Task prompt
Your copy of the material below should match it exactly, except that it holds no pictures.

Material to process
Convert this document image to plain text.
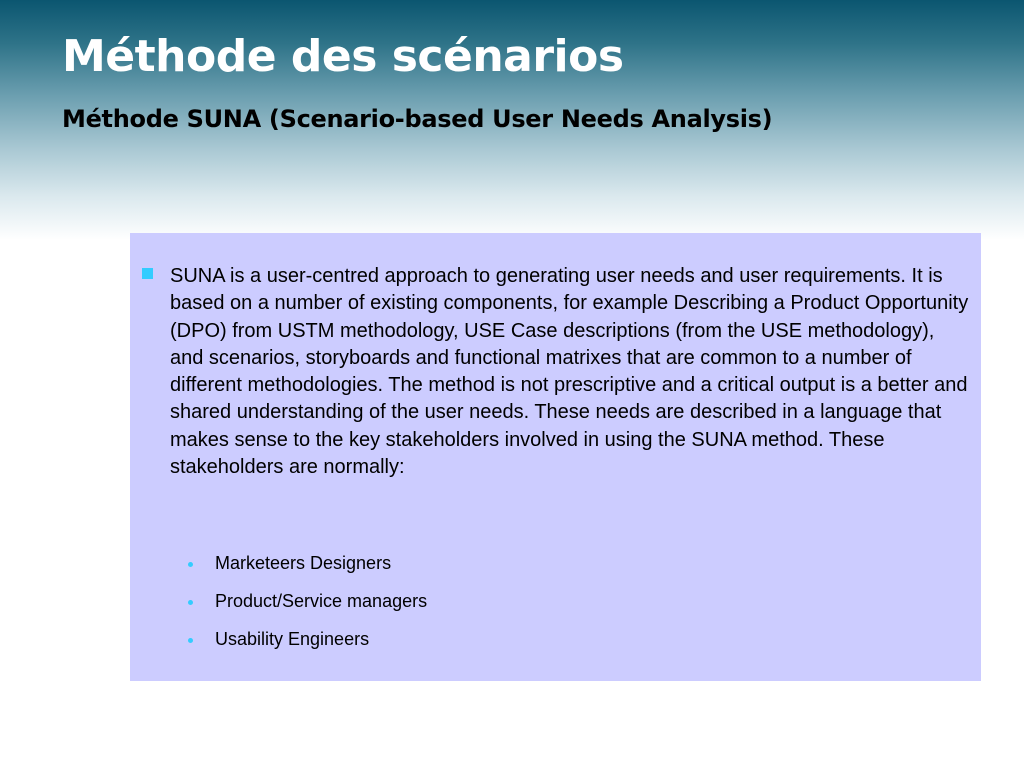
Méthode des scénarios
Méthode SUNA (Scenario-based User Needs Analysis)

SUNA is a user-centred approach to generating user needs and user requirements. It is based on a number of existing components, for example Describing a Product Opportunity (DPO) from USTM methodology, USE Case descriptions (from the USE methodology), and scenarios, storyboards and functional matrixes that are common to a number of different methodologies. The method is not prescriptive and a critical output is a better and shared understanding of the user needs. These needs are described in a language that makes sense to the key stakeholders involved in using the SUNA method. These stakeholders are normally:

Marketeers Designers
Product/Service managers
Usability Engineers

Task solution
Convert this document image to plain text.
Méthode des scénarios
Méthode SUNA (Scenario-based User Needs Analysis)

SUNA is a user-centred approach to generating user needs and user requirements. It is based on a number of existing components, for example Describing a Product Opportunity (DPO) from USTM methodology, USE Case descriptions (from the USE methodology), and scenarios, storyboards and functional matrixes that are common to a number of different methodologies. The method is not prescriptive and a critical output is a better and shared understanding of the user needs. These needs are described in a language that makes sense to the key stakeholders involved in using the SUNA method. These stakeholders are normally:

Marketeers Designers
Product/Service managers
Usability Engineers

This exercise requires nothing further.